(Records from a collection)
<<<<

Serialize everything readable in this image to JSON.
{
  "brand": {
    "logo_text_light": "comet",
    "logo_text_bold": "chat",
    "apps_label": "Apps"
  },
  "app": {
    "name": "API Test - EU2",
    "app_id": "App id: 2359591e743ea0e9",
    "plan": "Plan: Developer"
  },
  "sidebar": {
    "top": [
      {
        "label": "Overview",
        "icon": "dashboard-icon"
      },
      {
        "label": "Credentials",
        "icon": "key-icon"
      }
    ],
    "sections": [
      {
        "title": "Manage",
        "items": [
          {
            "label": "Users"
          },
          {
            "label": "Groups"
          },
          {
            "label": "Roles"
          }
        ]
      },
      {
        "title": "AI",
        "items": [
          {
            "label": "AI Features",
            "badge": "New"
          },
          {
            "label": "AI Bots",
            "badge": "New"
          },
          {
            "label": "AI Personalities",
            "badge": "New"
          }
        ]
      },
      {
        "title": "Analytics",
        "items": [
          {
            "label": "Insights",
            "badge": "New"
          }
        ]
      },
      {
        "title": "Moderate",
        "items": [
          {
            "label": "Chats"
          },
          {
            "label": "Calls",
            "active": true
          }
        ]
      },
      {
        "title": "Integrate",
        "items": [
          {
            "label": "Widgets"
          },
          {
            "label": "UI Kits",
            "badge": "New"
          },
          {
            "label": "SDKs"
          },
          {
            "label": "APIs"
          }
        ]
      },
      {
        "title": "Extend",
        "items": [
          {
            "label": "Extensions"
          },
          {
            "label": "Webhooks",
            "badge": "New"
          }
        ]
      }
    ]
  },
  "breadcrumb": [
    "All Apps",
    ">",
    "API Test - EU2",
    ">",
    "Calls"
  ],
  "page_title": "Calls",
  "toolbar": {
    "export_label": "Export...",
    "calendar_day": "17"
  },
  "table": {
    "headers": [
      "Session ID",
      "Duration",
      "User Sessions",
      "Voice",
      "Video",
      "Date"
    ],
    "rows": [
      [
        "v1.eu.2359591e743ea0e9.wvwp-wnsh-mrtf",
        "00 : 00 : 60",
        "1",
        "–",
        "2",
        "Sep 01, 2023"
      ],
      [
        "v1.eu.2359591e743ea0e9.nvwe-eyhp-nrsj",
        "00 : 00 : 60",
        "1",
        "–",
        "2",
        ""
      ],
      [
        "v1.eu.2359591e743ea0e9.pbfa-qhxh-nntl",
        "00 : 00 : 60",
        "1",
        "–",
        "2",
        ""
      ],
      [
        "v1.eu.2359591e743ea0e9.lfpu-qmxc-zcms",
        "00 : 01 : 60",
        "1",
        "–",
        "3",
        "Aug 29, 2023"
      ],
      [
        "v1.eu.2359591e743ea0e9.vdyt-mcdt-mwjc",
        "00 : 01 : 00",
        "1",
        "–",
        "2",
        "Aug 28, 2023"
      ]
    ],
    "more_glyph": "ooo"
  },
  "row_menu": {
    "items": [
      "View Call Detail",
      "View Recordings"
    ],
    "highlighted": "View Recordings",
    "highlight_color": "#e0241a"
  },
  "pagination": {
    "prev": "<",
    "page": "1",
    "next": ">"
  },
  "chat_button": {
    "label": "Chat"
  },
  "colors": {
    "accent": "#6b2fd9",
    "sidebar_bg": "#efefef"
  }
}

>>>>

# Direction
Gather up the lines containing the word "Recordings" from these records and copy them.

# Exercise answer
      "View Recordings"
    "highlighted": "View Recordings",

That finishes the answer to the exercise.